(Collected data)
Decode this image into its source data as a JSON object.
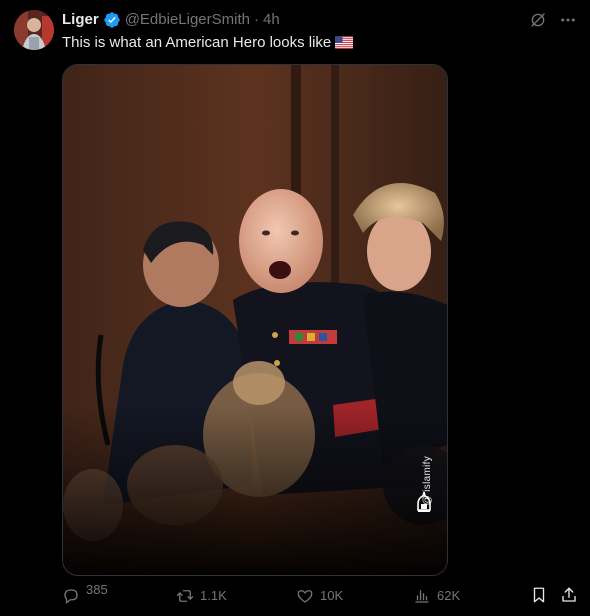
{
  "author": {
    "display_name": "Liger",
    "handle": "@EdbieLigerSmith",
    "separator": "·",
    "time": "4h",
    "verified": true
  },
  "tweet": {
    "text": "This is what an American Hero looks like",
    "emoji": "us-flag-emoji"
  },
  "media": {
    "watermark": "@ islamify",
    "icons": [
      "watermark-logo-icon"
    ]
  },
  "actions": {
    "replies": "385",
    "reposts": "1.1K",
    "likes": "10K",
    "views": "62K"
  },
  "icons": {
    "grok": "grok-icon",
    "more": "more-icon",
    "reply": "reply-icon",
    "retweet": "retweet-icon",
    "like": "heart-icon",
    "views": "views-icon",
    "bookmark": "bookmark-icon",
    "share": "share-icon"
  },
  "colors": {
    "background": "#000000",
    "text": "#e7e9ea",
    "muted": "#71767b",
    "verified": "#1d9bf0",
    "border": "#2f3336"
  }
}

---

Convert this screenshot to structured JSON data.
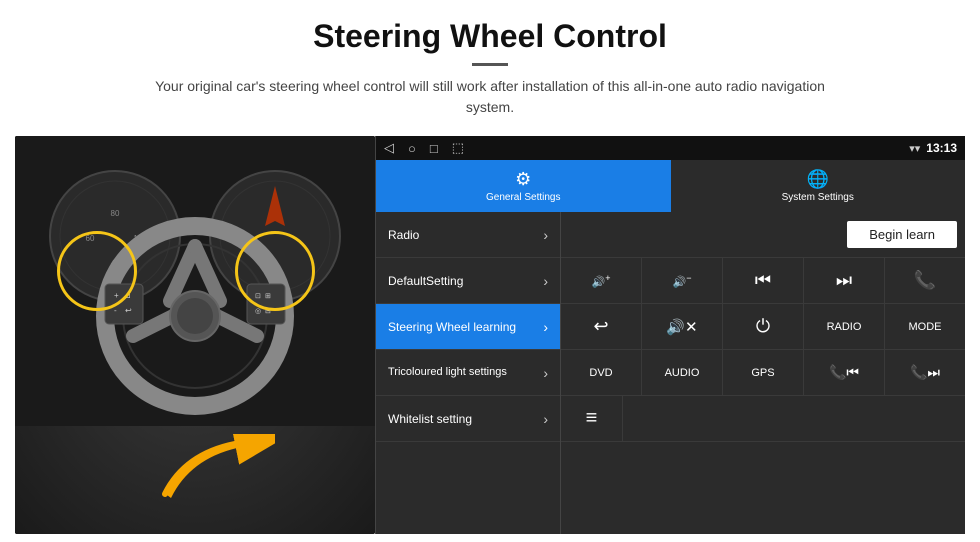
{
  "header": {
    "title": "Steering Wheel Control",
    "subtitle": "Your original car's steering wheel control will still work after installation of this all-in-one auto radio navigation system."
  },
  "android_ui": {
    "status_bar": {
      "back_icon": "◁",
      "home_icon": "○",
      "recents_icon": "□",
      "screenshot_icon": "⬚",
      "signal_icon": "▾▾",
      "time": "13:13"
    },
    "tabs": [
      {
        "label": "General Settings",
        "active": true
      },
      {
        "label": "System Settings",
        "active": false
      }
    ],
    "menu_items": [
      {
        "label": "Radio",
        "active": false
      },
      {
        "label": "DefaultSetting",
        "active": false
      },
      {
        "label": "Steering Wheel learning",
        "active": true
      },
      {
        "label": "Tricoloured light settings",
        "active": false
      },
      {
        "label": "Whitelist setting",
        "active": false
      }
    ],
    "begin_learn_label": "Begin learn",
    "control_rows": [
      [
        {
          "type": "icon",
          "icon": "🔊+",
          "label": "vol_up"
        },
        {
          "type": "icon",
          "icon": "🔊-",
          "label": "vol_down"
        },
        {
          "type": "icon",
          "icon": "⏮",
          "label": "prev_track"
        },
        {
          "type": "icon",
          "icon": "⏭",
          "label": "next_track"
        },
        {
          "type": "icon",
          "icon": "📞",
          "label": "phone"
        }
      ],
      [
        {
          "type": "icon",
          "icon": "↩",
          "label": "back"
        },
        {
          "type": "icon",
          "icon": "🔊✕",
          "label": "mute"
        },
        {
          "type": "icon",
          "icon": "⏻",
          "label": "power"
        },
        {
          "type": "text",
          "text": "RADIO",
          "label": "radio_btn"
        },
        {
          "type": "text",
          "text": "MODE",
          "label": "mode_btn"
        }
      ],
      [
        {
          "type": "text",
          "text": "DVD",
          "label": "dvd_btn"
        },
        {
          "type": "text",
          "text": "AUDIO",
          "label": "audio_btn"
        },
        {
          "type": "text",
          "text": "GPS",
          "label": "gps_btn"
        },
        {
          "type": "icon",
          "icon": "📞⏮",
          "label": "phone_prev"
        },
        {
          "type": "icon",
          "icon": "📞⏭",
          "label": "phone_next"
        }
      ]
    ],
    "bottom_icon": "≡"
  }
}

(Requirements) Select from the material above each line in which the string "watermark" appears, and list those lines.

(Correct response)
    "watermark": "@ islamify",
      "watermark-logo-icon"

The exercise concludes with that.